START Records for the exercise

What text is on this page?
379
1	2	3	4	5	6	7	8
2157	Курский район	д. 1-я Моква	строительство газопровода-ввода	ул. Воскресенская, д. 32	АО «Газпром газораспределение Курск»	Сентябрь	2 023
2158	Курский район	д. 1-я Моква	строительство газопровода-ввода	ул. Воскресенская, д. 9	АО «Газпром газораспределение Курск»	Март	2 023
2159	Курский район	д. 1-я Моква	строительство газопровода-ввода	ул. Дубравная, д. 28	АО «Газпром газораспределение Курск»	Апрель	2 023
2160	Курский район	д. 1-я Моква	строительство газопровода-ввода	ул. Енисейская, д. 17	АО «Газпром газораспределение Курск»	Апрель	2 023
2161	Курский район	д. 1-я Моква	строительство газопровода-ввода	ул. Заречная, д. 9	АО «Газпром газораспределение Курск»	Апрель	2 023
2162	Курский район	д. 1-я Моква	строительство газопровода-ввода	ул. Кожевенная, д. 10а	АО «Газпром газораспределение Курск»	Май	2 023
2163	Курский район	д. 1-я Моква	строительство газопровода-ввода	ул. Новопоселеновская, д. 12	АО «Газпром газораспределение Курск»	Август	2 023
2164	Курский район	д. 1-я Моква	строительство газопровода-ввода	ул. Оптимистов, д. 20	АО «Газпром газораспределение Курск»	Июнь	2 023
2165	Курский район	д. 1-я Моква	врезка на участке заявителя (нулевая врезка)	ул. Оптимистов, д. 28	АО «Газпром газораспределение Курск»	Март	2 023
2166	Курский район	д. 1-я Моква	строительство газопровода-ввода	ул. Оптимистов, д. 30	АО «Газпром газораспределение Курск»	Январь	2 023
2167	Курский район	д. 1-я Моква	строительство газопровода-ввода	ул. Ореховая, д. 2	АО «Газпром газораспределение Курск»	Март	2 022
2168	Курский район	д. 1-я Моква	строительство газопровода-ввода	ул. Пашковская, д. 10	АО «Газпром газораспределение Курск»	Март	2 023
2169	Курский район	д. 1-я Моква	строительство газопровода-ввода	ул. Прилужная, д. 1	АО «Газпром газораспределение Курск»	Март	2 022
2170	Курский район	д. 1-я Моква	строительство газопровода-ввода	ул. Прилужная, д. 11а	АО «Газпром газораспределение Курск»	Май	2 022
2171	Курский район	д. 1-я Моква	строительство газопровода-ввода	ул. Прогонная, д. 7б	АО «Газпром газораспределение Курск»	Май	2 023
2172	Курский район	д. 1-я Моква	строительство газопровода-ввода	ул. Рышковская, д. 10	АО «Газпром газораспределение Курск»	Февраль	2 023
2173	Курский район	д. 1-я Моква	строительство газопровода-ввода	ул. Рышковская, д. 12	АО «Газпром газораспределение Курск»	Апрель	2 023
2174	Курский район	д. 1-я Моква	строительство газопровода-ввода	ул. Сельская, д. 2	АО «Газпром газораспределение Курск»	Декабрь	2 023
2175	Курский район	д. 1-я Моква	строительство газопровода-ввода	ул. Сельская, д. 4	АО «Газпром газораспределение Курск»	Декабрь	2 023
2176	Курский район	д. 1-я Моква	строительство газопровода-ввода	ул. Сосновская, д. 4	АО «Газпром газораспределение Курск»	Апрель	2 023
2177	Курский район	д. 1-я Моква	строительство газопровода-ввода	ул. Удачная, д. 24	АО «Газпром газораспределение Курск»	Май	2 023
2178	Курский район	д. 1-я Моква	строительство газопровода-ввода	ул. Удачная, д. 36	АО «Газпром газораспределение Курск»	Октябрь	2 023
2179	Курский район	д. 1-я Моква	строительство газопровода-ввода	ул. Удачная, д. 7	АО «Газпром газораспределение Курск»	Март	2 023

END Records for the exercise

#### [Exercise goal]
Lines that hold "Декабрь" are the ones to copy; find all of them.

#### [Reply to the exercise]
2174	Курский район	д. 1-я Моква	строительство газопровода-ввода	ул. Сельская, д. 2	АО «Газпром газораспределение Курск»	Декабрь	2 023
2175	Курский район	д. 1-я Моква	строительство газопровода-ввода	ул. Сельская, д. 4	АО «Газпром газораспределение Курск»	Декабрь	2 023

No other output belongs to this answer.